### [Given instruction]
Reproduce the listing below character for character; drop every image.

++++

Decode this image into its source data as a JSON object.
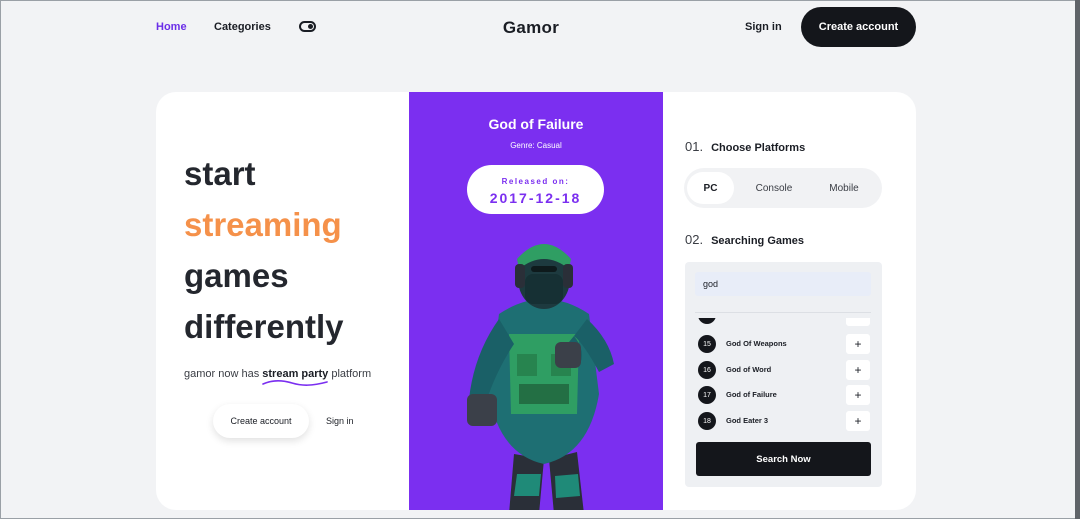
{
  "nav": {
    "home": "Home",
    "categories": "Categories",
    "brand": "Gamor",
    "sign_in": "Sign in",
    "create_account": "Create account"
  },
  "hero": {
    "line1": "start",
    "line2": "streaming",
    "line3": "games",
    "line4": "differently",
    "tagline_before": "gamor now has ",
    "tagline_highlight": "stream party",
    "tagline_after": " platform",
    "create_account": "Create account",
    "sign_in": "Sign in"
  },
  "featured": {
    "title": "God of Failure",
    "genre": "Genre: Casual",
    "released_label": "Released on:",
    "released_date": "2017-12-18"
  },
  "platforms": {
    "step_num": "01.",
    "title": "Choose Platforms",
    "options": [
      "PC",
      "Console",
      "Mobile"
    ],
    "selected": "PC"
  },
  "search": {
    "step_num": "02.",
    "title": "Searching Games",
    "query": "god",
    "results": [
      {
        "num": "15",
        "name": "God Of Weapons",
        "action": "+"
      },
      {
        "num": "16",
        "name": "God of Word",
        "action": "+"
      },
      {
        "num": "17",
        "name": "God of Failure",
        "action": "+"
      },
      {
        "num": "18",
        "name": "God Eater 3",
        "action": "+"
      }
    ],
    "button": "Search Now"
  },
  "colors": {
    "accent_purple": "#7b2ff0",
    "accent_orange": "#f5914a",
    "dark": "#14161b"
  }
}
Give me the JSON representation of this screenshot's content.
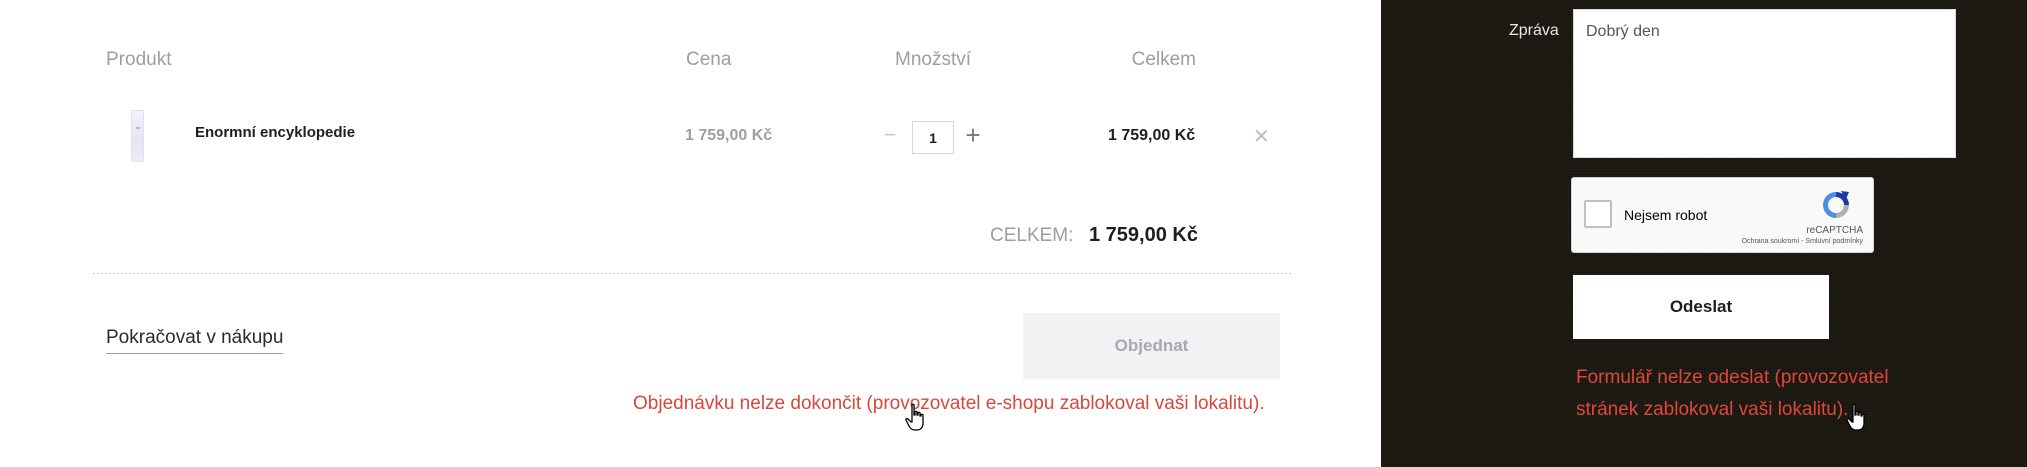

++++

### [Task output]
Decode this image into its source data as a JSON object.
{
  "nav": {
    "home": "Home",
    "categories": "Categories",
    "brand": "Gamor",
    "sign_in": "Sign in",
    "create_account": "Create account"
  },
  "hero": {
    "line1": "start",
    "line2": "streaming",
    "line3": "games",
    "line4": "differently",
    "tagline_before": "gamor now has ",
    "tagline_highlight": "stream party",
    "tagline_after": " platform",
    "create_account": "Create account",
    "sign_in": "Sign in"
  },
  "featured": {
    "title": "God of Failure",
    "genre": "Genre: Casual",
    "released_label": "Released on:",
    "released_date": "2017-12-18"
  },
  "platforms": {
    "step_num": "01.",
    "title": "Choose Platforms",
    "options": [
      "PC",
      "Console",
      "Mobile"
    ],
    "selected": "PC"
  },
  "search": {
    "step_num": "02.",
    "title": "Searching Games",
    "query": "god",
    "results": [
      {
        "num": "15",
        "name": "God Of Weapons",
        "action": "+"
      },
      {
        "num": "16",
        "name": "God of Word",
        "action": "+"
      },
      {
        "num": "17",
        "name": "God of Failure",
        "action": "+"
      },
      {
        "num": "18",
        "name": "God Eater 3",
        "action": "+"
      }
    ],
    "button": "Search Now"
  },
  "colors": {
    "accent_purple": "#7b2ff0",
    "accent_orange": "#f5914a",
    "dark": "#14161b"
  }
}
Give me the JSON representation of this screenshot's content.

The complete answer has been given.